What you are asked to do: Each line of the records below that includes "colleagues" adds one to the count; state the final count by itself.
══ Information supplied ══
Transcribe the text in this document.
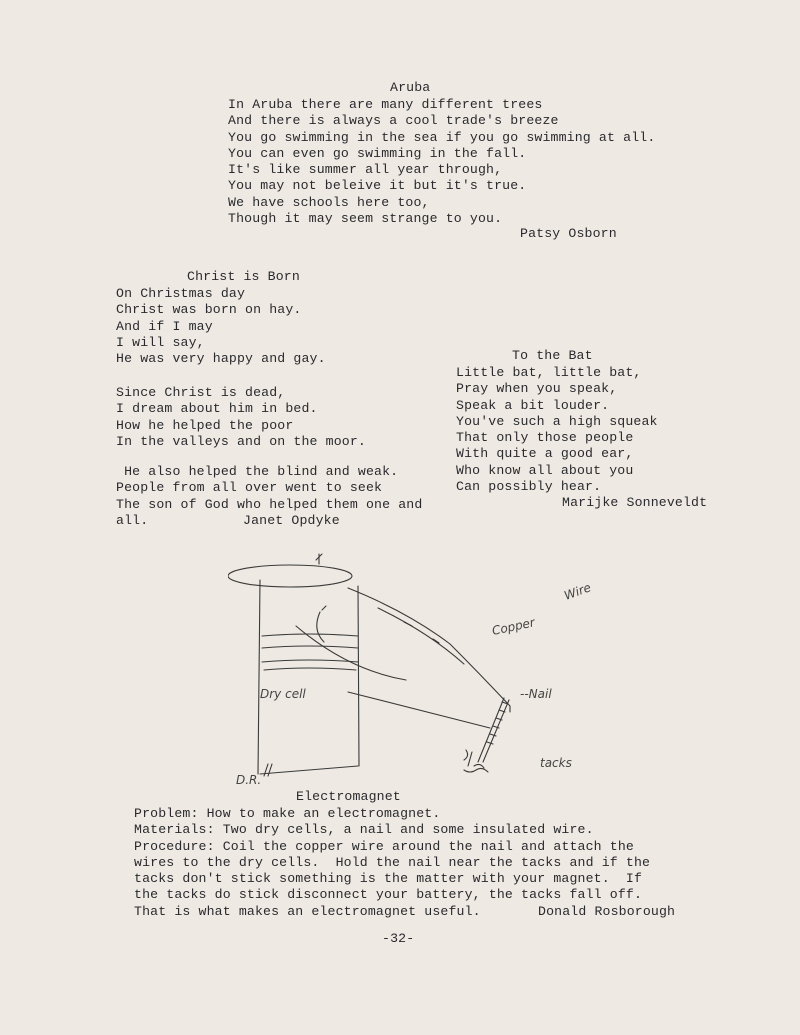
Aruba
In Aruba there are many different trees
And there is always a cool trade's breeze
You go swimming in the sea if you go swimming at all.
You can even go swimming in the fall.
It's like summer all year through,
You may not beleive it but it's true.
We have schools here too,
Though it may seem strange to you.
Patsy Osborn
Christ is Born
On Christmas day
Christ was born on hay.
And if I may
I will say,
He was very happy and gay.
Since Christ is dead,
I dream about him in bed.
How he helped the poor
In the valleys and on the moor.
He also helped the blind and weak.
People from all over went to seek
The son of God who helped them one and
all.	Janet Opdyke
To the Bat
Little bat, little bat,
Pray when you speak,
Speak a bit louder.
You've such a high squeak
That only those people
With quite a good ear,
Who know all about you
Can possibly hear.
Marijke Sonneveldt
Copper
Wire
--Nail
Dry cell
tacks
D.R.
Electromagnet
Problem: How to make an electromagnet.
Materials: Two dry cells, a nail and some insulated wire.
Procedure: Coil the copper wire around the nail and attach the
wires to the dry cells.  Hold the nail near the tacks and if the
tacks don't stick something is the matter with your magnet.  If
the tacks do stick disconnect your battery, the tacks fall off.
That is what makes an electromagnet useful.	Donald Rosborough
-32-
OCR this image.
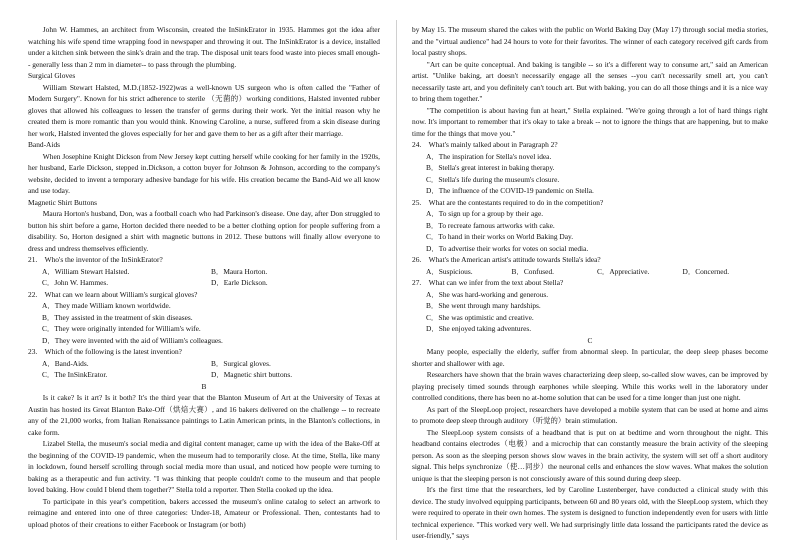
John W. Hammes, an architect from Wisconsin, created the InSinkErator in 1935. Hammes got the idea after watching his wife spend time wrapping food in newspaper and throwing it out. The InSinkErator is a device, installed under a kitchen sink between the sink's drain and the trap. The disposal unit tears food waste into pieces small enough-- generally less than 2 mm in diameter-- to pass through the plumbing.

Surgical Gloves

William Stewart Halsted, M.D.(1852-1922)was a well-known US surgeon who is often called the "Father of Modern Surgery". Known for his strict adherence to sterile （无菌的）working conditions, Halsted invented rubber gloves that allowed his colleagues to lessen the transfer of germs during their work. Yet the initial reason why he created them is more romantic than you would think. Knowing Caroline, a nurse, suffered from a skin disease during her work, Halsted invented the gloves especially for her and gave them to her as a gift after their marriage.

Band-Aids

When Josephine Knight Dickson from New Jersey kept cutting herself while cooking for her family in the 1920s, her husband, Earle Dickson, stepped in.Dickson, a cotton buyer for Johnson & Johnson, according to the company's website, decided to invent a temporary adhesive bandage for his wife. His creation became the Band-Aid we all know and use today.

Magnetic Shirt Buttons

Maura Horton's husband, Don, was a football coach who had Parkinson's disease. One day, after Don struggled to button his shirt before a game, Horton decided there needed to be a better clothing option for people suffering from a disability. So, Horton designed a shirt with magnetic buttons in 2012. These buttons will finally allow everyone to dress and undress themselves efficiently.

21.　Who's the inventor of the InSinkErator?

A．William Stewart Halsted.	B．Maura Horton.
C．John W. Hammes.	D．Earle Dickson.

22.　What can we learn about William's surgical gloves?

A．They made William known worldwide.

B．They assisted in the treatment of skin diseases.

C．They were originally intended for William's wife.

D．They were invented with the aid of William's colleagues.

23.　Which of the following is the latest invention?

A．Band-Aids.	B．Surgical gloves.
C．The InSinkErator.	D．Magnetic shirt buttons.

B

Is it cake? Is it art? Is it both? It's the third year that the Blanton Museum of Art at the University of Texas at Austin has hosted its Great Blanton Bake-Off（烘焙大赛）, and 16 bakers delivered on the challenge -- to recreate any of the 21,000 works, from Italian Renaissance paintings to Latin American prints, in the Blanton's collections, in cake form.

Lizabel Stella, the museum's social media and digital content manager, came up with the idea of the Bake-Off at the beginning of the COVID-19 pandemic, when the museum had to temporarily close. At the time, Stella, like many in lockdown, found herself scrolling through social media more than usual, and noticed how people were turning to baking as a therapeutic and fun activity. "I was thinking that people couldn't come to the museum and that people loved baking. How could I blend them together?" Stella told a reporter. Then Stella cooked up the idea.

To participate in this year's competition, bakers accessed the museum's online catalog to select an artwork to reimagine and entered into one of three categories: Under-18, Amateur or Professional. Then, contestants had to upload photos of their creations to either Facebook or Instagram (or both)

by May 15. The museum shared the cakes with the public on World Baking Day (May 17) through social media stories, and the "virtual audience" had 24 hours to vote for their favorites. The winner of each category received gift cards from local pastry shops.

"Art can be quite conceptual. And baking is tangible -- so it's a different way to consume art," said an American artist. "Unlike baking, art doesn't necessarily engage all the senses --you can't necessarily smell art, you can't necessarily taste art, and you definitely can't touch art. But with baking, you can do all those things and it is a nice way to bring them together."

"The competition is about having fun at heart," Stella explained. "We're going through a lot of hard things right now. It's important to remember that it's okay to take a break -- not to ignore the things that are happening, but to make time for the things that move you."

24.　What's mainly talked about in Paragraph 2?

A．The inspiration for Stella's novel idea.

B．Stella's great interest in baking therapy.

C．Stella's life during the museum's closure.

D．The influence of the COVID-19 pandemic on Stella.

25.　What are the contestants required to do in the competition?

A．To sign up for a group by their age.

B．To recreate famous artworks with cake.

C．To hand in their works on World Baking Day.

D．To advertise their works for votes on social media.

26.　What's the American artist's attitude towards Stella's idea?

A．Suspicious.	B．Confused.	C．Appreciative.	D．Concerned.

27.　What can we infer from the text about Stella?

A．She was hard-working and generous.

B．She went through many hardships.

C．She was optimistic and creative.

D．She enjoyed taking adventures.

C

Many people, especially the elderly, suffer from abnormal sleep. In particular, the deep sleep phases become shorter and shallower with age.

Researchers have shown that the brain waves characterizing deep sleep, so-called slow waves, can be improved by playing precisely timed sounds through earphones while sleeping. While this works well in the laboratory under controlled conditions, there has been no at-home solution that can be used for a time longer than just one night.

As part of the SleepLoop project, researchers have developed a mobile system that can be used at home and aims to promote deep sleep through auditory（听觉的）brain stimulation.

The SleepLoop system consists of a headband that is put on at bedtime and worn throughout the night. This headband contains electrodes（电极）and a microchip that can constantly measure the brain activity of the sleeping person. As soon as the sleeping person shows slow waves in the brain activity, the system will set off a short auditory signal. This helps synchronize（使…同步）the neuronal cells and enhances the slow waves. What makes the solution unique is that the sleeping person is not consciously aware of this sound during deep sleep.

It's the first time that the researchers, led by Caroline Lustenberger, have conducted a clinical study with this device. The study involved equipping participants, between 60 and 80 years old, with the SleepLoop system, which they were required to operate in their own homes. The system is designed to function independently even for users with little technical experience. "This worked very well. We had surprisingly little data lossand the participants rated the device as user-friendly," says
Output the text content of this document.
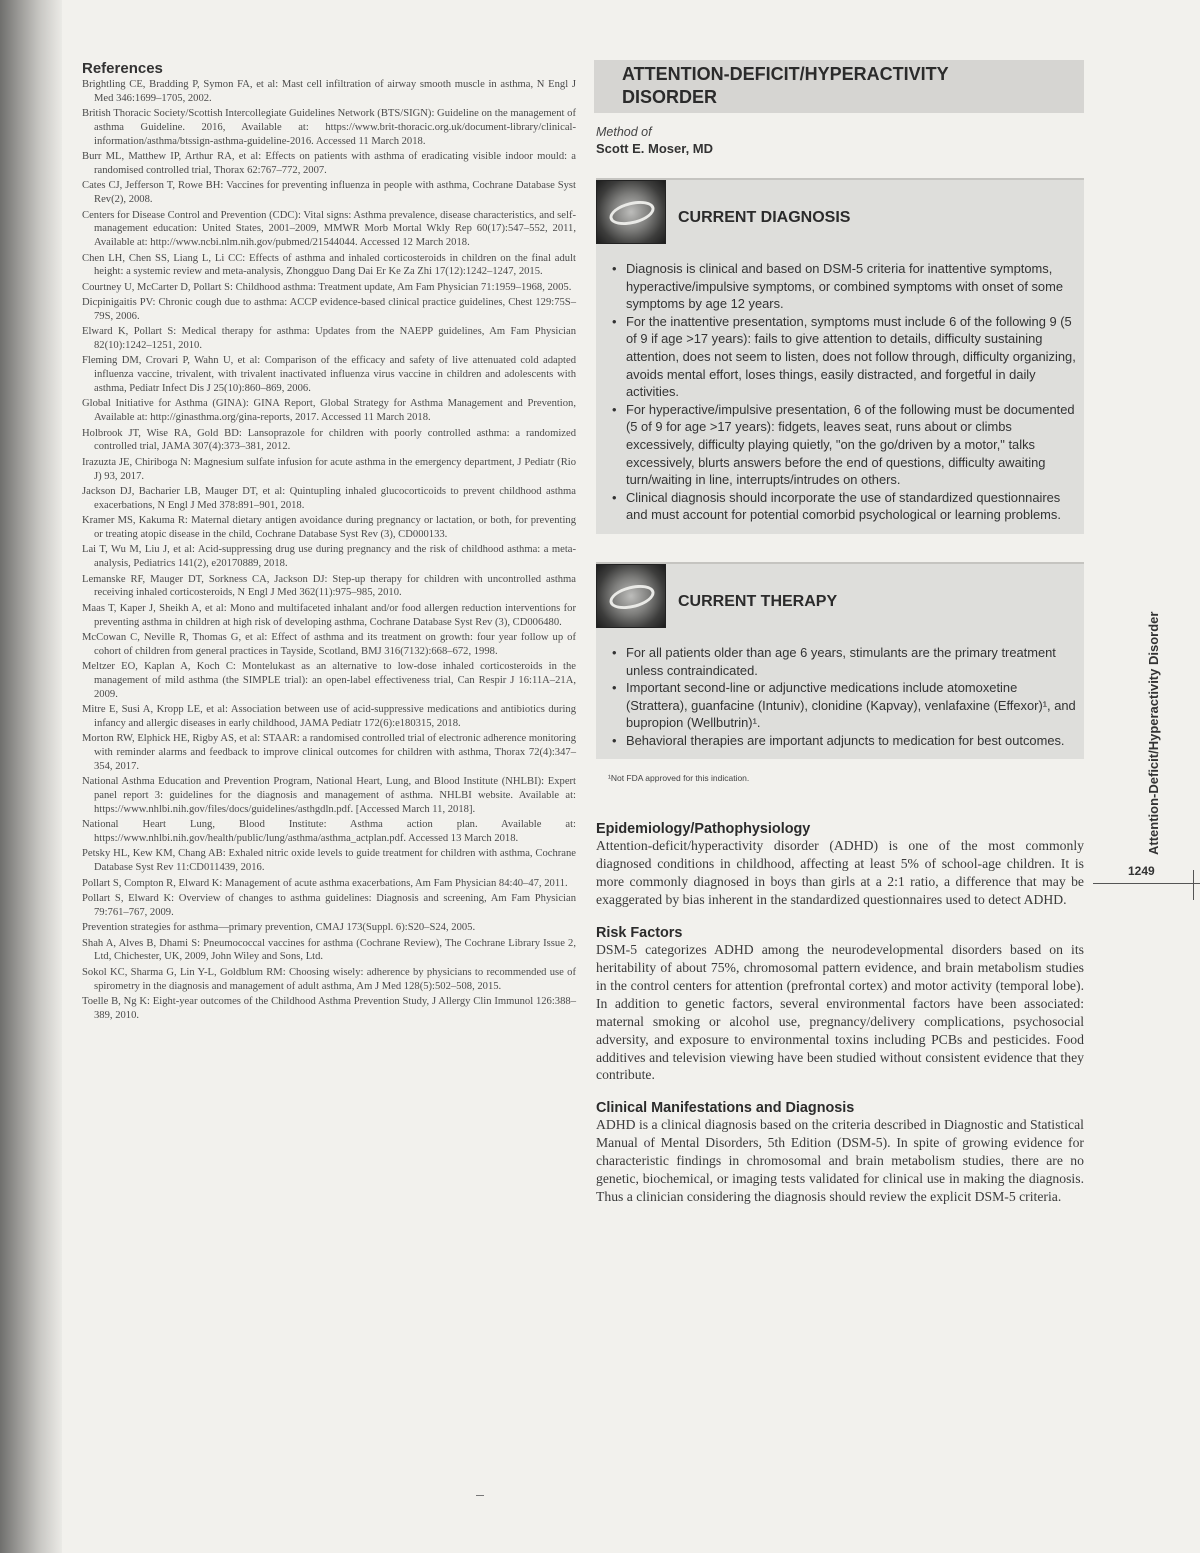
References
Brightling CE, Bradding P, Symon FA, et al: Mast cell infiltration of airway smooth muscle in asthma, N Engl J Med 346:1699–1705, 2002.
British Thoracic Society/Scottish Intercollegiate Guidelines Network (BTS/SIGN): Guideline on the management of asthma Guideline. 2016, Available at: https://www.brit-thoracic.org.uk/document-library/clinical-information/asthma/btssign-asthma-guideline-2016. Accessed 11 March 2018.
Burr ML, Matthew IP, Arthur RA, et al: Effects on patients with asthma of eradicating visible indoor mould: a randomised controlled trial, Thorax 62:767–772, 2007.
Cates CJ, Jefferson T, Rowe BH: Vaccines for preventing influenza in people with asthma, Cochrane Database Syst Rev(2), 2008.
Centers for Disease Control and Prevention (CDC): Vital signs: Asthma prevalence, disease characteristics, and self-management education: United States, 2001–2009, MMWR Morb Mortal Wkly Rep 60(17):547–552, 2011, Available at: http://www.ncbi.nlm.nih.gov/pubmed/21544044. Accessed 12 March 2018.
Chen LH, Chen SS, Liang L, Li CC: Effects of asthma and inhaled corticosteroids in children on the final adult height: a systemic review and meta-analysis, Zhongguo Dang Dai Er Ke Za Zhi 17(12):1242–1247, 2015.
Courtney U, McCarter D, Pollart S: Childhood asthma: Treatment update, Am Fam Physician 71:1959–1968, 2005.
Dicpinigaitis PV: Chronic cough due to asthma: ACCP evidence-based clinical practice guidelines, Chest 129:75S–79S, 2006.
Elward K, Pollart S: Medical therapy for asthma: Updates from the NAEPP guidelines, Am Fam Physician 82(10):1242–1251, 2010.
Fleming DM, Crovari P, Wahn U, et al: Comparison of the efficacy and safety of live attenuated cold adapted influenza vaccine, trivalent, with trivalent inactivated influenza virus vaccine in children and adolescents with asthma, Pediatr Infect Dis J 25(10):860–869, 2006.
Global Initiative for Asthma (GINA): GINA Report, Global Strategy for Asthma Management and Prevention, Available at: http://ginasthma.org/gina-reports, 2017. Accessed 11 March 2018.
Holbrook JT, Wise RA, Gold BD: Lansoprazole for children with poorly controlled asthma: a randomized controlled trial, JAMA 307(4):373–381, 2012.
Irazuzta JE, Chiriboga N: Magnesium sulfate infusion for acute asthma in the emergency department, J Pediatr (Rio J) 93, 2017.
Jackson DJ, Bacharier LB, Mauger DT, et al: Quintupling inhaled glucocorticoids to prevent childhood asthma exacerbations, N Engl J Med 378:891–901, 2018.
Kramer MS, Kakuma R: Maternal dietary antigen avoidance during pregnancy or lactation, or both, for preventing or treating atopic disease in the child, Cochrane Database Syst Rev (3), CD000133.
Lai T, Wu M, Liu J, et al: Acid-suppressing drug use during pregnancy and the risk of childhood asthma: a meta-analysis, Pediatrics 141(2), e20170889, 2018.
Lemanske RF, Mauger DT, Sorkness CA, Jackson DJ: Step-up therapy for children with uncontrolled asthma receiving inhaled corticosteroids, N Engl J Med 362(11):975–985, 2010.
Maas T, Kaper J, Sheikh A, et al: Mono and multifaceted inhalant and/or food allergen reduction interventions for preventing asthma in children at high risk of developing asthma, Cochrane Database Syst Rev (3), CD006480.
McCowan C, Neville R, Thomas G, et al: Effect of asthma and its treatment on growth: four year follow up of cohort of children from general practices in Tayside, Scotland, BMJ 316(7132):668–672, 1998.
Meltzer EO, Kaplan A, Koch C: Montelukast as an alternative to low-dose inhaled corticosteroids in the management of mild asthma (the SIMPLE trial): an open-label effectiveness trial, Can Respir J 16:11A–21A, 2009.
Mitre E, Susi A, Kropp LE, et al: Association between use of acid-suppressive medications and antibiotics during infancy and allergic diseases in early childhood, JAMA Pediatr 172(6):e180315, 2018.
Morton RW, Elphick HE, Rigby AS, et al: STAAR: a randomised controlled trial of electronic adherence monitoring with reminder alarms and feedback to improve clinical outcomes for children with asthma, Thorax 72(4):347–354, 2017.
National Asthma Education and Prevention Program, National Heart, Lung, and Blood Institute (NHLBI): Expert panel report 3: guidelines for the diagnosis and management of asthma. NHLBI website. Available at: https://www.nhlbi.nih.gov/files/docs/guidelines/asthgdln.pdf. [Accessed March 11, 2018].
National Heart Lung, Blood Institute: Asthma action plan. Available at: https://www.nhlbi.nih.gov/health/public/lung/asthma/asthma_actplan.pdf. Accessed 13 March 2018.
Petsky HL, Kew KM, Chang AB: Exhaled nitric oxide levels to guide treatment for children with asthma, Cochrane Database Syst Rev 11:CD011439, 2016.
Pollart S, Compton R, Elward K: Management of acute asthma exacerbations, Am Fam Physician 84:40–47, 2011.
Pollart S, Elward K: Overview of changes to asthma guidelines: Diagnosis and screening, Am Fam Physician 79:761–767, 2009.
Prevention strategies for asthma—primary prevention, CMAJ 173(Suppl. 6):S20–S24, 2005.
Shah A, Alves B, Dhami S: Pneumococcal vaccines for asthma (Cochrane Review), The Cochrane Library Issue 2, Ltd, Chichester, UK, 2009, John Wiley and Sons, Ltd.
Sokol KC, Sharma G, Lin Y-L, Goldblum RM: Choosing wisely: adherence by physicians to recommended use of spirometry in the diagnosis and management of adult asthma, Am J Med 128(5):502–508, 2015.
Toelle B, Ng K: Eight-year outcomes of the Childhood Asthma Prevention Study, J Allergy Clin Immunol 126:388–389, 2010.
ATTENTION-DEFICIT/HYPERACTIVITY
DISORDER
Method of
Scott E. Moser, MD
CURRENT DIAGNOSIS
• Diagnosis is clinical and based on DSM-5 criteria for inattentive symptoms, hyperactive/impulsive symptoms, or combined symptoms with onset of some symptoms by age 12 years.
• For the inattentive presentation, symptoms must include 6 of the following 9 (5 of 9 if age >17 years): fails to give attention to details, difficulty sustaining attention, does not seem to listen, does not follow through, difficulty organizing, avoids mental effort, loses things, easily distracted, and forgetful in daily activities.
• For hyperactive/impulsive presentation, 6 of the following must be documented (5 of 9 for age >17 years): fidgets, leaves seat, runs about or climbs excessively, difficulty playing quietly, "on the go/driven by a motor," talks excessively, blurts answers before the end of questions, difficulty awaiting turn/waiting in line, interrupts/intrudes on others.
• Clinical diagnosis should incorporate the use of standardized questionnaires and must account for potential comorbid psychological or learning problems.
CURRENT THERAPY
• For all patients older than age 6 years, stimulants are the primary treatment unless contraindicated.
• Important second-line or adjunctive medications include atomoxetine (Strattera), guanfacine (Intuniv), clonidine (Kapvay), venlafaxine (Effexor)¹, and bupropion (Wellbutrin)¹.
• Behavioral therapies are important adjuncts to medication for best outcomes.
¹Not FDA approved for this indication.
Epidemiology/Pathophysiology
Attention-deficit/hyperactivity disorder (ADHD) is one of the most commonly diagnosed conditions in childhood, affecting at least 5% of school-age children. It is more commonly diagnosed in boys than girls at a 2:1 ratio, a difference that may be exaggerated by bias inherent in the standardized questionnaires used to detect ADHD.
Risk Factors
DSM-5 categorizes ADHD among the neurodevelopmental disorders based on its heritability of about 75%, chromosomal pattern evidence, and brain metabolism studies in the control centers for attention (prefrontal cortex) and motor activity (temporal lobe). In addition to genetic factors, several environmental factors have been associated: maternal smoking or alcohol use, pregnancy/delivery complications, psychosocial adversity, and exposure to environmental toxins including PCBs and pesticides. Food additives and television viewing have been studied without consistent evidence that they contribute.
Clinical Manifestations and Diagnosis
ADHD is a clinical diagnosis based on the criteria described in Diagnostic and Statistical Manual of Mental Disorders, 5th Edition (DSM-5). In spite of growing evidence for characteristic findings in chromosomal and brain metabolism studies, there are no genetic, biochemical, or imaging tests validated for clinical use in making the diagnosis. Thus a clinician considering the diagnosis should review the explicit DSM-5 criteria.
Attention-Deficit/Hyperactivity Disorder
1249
═══
Response to the task: 2